> [Available data]

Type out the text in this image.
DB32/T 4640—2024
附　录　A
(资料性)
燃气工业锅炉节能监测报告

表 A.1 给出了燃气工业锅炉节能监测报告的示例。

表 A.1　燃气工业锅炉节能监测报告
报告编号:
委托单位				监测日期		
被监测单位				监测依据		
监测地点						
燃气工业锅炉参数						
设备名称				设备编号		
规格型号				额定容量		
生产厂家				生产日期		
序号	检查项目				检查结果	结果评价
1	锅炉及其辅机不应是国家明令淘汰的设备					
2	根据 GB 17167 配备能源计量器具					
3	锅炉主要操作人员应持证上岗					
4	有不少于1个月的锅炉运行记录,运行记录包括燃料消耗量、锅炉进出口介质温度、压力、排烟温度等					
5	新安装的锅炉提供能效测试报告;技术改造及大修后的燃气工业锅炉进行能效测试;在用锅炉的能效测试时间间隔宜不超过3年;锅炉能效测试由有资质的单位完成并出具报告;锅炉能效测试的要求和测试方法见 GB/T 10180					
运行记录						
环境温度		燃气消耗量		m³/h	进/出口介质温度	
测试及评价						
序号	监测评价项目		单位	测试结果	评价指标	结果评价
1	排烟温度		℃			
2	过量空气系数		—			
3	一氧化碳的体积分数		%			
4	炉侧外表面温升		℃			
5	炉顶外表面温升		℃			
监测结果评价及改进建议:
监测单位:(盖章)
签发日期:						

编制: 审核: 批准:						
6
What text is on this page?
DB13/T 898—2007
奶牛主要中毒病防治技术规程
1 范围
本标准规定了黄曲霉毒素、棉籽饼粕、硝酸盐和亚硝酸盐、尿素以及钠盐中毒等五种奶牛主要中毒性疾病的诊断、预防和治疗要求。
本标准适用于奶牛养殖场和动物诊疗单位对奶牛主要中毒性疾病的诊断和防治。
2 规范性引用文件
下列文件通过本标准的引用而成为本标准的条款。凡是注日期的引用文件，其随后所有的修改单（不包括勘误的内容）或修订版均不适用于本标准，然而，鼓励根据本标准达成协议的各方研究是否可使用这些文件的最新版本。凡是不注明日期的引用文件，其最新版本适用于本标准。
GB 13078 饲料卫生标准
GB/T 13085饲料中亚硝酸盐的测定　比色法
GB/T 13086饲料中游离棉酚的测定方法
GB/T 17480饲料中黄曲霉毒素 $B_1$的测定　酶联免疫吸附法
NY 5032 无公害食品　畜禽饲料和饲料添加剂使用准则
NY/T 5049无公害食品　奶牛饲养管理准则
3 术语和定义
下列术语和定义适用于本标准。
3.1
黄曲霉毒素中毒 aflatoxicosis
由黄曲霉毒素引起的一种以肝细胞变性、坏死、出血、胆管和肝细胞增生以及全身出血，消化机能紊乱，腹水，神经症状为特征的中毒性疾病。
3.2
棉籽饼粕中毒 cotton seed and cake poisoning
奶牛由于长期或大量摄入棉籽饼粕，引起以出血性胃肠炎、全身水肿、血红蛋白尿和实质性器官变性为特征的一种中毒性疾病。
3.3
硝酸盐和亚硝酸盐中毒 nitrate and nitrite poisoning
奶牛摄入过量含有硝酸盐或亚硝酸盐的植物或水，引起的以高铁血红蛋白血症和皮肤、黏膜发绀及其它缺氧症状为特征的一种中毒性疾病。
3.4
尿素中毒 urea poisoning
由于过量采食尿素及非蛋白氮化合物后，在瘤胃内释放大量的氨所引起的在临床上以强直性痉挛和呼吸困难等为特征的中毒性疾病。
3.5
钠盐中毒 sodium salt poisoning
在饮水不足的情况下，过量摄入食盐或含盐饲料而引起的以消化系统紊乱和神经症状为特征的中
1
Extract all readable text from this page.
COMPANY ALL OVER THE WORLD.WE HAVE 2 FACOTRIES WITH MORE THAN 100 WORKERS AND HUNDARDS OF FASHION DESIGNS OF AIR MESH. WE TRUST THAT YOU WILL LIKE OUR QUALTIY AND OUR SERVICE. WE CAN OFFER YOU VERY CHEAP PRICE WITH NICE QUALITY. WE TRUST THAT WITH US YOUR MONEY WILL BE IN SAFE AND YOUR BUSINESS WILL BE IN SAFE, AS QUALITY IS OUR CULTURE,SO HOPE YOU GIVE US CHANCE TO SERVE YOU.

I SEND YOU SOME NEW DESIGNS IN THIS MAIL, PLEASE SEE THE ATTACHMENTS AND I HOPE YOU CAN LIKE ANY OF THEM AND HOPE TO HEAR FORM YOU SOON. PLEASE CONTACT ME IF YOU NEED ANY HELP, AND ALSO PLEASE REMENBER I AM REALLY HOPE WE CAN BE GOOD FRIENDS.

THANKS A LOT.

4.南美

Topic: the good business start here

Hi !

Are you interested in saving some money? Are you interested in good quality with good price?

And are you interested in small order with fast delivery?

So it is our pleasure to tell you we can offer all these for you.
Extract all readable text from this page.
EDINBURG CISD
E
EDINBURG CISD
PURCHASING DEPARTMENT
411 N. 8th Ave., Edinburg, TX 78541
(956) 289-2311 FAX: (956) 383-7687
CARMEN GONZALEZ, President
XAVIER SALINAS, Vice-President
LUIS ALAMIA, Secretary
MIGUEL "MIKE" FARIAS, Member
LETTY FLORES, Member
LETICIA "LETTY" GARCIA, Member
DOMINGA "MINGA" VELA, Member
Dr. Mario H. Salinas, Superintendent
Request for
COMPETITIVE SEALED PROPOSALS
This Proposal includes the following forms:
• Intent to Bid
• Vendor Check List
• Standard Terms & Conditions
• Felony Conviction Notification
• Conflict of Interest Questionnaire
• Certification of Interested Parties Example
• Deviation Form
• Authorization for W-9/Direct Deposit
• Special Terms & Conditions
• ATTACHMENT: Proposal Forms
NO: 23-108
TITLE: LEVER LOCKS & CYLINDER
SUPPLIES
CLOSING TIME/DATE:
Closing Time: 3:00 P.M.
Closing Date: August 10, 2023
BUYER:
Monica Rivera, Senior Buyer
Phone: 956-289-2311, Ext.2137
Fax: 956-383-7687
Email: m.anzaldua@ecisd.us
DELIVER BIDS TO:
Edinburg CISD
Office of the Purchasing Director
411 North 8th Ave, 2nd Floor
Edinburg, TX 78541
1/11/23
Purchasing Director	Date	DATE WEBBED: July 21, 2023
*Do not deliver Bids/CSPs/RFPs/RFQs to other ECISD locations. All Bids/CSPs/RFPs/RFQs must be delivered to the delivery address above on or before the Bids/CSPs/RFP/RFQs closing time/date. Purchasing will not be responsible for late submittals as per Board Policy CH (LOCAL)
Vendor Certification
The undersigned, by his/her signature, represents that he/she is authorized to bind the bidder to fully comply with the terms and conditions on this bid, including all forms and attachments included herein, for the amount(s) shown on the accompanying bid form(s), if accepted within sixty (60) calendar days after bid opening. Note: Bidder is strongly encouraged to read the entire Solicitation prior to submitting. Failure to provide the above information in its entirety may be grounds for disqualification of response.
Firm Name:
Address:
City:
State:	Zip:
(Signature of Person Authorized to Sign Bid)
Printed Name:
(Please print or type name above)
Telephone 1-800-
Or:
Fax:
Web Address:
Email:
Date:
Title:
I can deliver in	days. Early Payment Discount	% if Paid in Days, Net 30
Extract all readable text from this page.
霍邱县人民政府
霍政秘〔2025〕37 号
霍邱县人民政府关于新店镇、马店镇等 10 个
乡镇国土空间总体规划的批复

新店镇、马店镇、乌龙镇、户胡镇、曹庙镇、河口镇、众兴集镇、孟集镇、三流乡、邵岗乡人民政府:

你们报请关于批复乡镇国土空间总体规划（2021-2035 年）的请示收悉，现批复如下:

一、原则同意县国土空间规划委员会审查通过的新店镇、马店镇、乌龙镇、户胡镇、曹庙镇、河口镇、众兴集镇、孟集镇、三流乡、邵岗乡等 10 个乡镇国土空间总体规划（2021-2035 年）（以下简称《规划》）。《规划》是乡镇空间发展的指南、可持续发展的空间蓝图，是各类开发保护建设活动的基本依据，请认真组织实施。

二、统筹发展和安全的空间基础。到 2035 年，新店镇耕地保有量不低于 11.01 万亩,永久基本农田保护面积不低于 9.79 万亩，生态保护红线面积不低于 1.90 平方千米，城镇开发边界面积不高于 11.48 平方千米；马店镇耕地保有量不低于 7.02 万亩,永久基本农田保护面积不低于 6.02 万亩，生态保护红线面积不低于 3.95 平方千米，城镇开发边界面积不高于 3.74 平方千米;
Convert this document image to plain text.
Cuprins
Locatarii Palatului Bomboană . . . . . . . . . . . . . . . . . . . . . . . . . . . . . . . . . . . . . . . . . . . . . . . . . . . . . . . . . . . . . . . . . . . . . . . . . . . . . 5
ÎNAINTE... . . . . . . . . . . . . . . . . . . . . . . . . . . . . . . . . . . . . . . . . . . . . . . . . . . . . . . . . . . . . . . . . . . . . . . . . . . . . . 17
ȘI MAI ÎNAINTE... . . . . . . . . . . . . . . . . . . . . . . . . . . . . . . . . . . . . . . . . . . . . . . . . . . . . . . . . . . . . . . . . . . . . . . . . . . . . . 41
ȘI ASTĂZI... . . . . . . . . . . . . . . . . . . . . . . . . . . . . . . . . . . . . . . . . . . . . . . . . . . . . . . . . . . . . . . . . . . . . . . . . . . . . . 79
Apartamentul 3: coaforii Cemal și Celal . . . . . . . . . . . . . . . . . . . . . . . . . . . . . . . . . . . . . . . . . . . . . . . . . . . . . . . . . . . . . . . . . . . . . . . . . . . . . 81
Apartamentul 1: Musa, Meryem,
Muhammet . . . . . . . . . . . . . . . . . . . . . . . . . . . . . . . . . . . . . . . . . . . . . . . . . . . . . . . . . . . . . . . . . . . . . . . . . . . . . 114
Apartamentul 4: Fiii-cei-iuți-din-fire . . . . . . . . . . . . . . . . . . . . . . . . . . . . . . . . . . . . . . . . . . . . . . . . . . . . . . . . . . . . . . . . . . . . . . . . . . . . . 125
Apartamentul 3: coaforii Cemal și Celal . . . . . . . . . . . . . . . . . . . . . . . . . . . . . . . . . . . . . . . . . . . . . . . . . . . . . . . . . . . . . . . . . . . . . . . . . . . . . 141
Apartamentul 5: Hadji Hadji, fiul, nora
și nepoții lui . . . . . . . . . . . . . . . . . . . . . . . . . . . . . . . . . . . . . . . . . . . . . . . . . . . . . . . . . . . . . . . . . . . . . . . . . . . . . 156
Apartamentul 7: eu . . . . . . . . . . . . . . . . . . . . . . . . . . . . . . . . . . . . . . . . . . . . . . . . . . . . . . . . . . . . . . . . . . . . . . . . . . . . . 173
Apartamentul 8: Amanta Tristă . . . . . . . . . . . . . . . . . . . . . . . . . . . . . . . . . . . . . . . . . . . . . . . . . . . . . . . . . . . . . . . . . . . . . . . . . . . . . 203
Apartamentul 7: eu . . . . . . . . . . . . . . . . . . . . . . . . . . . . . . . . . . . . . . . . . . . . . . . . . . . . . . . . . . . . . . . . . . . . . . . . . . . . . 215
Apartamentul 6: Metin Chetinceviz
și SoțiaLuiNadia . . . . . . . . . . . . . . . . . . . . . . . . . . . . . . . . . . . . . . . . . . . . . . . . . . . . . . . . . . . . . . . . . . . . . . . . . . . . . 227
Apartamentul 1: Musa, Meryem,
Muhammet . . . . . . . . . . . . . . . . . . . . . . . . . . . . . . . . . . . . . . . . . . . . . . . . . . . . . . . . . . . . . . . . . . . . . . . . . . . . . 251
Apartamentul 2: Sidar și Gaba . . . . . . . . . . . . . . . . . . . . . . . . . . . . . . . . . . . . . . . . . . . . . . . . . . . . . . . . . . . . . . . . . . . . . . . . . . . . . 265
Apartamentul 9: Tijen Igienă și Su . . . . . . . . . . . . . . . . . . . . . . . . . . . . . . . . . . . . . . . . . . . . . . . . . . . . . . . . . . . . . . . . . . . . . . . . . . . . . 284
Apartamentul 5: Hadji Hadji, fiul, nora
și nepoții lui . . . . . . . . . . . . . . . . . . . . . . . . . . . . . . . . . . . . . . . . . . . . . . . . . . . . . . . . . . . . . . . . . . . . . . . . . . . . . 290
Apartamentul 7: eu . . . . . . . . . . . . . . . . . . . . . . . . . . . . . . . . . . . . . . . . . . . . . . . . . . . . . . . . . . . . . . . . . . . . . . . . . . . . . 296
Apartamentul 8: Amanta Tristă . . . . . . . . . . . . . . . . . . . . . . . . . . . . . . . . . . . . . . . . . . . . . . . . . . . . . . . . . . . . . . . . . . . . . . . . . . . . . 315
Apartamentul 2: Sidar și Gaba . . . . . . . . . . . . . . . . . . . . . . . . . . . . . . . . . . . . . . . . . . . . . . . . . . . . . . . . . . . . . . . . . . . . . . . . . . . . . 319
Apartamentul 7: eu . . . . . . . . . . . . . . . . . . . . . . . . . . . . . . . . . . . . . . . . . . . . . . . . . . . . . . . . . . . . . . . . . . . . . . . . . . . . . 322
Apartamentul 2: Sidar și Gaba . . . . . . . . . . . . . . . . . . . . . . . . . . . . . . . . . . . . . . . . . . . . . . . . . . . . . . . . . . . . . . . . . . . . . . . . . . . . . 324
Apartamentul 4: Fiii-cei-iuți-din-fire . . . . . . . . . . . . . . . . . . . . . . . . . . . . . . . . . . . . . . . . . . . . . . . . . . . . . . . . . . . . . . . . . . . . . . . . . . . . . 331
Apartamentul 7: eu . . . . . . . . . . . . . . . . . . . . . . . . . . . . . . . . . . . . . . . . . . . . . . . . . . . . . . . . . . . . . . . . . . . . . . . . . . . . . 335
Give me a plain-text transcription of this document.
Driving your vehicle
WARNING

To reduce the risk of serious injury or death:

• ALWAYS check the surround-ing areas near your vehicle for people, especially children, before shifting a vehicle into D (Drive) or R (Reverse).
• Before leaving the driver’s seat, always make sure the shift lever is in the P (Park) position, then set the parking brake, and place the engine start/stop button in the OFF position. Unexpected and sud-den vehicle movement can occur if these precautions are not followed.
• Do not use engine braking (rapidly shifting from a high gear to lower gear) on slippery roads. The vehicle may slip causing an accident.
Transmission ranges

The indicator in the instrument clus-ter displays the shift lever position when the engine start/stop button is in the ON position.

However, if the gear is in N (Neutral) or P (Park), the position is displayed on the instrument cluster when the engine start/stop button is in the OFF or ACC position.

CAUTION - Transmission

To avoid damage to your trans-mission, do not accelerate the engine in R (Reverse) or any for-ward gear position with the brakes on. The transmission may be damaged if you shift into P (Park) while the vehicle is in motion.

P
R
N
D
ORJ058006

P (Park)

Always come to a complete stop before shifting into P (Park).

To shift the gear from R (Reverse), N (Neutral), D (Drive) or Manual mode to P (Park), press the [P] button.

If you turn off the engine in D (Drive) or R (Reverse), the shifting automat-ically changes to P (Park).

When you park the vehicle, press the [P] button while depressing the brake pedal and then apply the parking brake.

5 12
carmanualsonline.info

> [Given problem] Pick each line holding the word "Tristă" out of the data and copy it.

> [Answer to this exercise]
Apartamentul 8: Amanta Tristă . . . . . . . . . . . . . . . . . . . . . . . . . . . . . . . . . . . . . . . . . . . . . . . . . . . . . . . . . . . . . . . . . . . . . . . . . . . . . 203
Apartamentul 8: Amanta Tristă . . . . . . . . . . . . . . . . . . . . . . . . . . . . . . . . . . . . . . . . . . . . . . . . . . . . . . . . . . . . . . . . . . . . . . . . . . . . . 315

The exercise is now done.